The problem: Read the entries below and pull out each line with the string "this".

# Start of Provided information

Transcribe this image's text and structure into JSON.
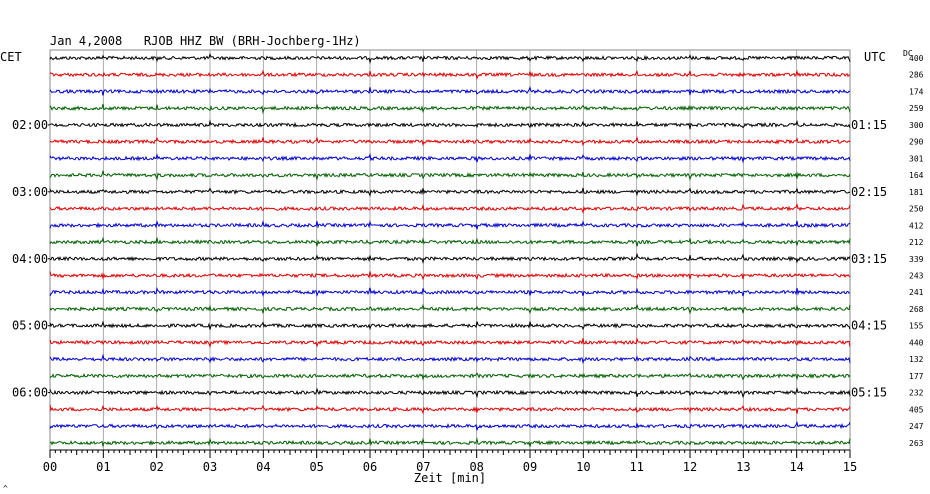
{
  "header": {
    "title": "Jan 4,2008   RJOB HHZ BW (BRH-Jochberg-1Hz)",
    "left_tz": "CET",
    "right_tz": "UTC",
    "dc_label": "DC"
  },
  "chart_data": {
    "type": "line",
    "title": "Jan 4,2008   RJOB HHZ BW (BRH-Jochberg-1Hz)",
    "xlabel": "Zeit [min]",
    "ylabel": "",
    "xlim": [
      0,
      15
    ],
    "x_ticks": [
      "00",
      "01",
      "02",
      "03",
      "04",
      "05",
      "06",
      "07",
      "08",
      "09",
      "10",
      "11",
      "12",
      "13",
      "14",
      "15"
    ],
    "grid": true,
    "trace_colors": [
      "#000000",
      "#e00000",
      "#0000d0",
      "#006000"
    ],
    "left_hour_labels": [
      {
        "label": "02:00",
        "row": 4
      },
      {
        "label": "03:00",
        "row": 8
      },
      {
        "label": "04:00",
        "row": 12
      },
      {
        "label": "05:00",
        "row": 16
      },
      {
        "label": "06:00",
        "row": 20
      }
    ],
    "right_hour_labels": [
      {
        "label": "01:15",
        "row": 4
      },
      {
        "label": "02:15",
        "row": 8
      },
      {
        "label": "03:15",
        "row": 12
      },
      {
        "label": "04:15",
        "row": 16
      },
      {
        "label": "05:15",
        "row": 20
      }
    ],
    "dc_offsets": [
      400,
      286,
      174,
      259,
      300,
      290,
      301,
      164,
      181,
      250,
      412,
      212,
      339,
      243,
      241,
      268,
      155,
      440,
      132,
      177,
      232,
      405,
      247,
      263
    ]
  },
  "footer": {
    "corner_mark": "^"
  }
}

# End of Provided information
# Start of Provided information

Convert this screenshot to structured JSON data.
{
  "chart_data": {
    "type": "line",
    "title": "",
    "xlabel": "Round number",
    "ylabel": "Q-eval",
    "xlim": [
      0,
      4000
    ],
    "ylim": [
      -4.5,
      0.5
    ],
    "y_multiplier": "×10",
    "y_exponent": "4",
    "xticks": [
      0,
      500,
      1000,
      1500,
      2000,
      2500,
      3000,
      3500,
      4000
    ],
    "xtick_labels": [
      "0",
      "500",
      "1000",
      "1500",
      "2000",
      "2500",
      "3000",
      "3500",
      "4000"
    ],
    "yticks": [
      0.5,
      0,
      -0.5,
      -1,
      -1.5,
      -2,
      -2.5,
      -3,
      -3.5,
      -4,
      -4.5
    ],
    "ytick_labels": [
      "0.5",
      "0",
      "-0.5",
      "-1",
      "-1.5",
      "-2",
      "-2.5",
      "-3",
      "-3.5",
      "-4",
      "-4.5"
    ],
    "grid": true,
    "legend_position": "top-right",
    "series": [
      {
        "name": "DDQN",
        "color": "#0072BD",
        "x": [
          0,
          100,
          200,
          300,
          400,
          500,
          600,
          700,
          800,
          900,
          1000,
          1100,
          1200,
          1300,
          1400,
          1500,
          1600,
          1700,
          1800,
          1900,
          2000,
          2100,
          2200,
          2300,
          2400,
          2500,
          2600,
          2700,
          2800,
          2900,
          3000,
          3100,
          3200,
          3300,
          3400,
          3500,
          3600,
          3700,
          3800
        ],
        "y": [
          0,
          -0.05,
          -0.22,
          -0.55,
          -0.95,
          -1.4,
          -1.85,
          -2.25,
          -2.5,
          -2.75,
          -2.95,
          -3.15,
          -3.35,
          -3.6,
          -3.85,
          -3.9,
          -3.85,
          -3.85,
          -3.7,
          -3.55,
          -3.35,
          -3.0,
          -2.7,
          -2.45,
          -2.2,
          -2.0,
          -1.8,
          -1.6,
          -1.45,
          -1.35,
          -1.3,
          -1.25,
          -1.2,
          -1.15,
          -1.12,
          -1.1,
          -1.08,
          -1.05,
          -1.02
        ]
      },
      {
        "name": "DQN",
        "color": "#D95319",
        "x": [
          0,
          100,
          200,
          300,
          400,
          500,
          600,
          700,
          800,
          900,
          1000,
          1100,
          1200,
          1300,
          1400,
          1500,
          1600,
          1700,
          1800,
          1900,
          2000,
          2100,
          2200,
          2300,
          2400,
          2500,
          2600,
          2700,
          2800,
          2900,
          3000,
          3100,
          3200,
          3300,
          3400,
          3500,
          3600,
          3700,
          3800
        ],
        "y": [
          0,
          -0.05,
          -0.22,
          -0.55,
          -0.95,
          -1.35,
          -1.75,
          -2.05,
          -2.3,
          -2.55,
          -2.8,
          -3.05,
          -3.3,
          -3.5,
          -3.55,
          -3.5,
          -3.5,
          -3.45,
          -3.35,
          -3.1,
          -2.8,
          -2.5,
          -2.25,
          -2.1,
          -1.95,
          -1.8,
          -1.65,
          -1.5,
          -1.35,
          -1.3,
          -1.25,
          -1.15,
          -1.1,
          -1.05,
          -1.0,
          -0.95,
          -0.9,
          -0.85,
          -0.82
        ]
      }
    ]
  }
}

# End of Provided information

Task result:
Transcribe this image's text and structure into JSON.
Convert this screenshot to structured JSON data.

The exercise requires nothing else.